→ **What to do**:
In the entries that follow, find the word "тебя" and report each line it is on.

→ **Raw records**:
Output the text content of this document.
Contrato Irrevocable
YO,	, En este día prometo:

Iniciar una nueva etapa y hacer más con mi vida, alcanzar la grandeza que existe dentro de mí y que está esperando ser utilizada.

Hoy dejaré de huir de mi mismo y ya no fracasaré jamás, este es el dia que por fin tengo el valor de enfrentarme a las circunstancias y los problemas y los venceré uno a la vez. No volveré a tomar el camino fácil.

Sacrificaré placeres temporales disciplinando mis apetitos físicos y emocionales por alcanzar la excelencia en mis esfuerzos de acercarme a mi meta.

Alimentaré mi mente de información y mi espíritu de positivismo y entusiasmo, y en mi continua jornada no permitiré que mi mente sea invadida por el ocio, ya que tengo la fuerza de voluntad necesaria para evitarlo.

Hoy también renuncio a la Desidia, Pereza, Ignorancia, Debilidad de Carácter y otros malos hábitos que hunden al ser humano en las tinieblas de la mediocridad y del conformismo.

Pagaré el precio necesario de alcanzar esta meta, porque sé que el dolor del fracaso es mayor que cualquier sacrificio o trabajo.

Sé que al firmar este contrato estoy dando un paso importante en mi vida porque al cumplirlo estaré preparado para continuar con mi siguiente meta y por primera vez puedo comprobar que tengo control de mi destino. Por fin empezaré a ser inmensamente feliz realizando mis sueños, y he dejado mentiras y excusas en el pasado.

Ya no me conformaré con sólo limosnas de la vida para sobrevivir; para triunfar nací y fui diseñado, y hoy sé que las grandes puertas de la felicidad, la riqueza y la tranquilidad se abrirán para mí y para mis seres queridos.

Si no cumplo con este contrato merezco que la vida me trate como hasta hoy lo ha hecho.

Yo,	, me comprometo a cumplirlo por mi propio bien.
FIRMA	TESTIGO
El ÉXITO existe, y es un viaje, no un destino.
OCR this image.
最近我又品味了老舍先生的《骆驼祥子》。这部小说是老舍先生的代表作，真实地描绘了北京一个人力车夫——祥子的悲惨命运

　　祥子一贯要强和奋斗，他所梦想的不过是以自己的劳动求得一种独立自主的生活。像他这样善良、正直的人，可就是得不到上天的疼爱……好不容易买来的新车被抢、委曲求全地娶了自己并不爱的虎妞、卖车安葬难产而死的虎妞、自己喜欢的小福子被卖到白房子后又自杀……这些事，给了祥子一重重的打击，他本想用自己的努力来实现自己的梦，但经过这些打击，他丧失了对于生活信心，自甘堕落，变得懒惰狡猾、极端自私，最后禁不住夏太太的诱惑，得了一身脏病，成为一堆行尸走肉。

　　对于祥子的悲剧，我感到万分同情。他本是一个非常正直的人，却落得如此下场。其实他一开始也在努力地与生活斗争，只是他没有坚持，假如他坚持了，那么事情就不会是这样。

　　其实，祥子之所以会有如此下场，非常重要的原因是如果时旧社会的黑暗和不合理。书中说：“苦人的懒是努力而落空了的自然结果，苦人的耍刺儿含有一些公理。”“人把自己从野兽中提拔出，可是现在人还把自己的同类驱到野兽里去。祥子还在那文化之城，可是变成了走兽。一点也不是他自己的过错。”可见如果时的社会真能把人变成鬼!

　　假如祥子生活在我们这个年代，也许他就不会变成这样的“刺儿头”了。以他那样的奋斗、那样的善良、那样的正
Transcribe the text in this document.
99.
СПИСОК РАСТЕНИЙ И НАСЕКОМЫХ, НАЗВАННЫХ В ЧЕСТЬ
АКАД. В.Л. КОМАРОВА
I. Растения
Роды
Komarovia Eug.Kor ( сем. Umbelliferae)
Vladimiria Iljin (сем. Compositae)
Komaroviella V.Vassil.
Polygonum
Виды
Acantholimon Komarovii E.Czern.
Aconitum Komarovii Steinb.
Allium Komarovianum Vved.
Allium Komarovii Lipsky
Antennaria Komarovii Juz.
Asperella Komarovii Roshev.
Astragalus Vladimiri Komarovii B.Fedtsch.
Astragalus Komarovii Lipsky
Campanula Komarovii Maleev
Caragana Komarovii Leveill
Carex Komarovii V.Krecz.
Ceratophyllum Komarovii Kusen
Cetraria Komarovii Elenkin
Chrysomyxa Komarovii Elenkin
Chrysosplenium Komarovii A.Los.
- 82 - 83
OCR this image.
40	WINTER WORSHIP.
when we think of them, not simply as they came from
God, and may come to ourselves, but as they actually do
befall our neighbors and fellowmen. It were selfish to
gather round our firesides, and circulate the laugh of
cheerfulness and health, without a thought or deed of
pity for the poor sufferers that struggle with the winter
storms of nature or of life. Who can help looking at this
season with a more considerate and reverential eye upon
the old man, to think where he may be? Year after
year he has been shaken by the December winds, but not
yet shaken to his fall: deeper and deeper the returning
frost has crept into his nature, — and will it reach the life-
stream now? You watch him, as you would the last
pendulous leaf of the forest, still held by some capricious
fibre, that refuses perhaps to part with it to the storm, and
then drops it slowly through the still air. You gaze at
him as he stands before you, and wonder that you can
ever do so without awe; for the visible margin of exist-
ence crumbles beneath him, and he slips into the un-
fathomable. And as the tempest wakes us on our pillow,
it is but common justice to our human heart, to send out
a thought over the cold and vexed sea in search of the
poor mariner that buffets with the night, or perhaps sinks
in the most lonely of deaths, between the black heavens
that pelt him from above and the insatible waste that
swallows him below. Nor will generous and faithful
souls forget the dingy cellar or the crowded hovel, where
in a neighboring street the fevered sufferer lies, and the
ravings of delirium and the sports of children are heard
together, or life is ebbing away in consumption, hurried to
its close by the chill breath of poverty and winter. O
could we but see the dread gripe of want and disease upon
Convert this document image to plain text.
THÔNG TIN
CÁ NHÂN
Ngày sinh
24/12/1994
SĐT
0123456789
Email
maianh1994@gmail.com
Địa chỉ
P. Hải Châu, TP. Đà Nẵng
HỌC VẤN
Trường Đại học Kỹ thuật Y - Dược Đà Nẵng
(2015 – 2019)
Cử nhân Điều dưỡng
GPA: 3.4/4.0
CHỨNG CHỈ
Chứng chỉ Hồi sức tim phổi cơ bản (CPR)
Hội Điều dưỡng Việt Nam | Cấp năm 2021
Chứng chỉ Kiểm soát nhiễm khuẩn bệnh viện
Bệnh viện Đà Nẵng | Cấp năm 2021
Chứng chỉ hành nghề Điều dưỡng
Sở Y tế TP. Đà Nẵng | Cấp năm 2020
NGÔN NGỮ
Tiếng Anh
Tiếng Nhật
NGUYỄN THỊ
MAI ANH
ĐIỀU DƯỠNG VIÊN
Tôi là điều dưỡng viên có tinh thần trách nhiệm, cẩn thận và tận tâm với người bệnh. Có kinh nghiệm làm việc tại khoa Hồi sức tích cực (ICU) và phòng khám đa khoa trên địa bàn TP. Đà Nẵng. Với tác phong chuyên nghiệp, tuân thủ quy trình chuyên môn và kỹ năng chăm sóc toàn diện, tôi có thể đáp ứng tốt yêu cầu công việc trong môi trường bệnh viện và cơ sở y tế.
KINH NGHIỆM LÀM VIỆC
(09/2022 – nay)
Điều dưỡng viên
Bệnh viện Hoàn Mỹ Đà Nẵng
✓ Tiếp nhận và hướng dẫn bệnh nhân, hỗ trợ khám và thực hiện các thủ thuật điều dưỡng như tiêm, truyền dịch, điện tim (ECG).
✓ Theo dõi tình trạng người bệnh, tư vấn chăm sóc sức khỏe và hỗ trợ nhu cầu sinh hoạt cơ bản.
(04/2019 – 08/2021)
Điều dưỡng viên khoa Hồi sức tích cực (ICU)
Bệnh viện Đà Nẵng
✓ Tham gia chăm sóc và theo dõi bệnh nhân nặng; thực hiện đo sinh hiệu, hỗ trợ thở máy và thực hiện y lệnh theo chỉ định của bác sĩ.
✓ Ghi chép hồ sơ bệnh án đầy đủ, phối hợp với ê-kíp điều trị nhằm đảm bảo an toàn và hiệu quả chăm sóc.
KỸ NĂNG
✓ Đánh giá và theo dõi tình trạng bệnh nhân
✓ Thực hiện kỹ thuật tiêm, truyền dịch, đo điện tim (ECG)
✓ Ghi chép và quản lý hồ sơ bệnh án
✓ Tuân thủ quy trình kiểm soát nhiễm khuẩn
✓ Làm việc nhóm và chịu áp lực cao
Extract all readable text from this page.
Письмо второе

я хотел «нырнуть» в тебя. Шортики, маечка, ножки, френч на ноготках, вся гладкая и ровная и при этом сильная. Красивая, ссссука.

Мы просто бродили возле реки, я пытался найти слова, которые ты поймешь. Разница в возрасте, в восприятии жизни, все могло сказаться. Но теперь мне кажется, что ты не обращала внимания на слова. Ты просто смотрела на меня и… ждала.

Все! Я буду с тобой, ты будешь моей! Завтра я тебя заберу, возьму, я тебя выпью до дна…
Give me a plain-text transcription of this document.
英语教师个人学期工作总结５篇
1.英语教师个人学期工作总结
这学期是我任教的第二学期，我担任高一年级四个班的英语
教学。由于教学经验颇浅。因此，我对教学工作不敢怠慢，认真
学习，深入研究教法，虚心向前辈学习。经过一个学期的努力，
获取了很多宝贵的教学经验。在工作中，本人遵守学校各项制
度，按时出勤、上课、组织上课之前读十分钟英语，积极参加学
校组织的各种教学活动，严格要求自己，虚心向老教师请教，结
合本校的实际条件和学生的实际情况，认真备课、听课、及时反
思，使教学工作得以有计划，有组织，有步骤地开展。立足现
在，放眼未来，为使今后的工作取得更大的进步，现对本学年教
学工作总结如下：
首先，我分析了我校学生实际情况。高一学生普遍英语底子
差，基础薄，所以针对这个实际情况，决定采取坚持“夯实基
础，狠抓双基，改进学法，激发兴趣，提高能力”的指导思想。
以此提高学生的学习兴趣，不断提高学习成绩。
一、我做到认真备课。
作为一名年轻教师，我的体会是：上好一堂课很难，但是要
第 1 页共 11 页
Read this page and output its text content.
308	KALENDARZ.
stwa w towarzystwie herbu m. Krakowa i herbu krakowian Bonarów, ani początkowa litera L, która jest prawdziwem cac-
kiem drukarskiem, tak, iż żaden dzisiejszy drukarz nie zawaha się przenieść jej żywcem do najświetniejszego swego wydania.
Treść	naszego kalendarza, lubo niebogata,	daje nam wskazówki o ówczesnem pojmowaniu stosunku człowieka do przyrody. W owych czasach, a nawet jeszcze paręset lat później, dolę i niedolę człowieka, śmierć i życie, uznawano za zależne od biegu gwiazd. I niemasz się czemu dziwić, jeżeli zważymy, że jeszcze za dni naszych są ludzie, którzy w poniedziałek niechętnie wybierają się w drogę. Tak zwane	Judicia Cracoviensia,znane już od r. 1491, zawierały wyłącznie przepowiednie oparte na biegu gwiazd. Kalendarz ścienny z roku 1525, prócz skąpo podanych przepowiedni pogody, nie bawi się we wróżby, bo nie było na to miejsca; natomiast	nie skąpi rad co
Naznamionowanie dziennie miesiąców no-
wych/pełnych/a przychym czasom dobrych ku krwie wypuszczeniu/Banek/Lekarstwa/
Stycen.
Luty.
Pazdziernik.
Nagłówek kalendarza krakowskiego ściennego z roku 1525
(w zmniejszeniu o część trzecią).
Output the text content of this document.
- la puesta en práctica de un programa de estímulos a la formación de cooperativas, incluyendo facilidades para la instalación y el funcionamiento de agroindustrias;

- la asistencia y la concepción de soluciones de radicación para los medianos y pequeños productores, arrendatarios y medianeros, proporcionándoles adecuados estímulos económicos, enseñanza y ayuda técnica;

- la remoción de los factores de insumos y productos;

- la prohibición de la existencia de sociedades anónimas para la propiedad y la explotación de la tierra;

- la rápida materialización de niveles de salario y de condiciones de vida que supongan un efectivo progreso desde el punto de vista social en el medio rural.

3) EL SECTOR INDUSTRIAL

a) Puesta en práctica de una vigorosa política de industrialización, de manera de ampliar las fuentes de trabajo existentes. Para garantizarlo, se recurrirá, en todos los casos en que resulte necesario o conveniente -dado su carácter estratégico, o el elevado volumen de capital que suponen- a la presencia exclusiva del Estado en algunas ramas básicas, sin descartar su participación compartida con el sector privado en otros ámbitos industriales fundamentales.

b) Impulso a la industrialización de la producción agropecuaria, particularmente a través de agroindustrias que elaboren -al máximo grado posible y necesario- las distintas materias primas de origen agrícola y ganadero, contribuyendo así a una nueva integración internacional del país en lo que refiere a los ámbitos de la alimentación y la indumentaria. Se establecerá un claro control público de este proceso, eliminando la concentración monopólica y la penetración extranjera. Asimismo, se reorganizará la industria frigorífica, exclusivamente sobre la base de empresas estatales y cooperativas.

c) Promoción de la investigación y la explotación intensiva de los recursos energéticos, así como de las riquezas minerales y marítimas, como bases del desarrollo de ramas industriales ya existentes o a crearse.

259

→ **Output for this task**:
я хотел «нырнуть» в тебя. Шортики, маечка, ножки, френч на ноготках, вся гладкая и ровная и при этом сильная. Красивая, ссссука.
Все! Я буду с тобой, ты будешь моей! Завтра я тебя заберу, возьму, я тебя выпью до дна…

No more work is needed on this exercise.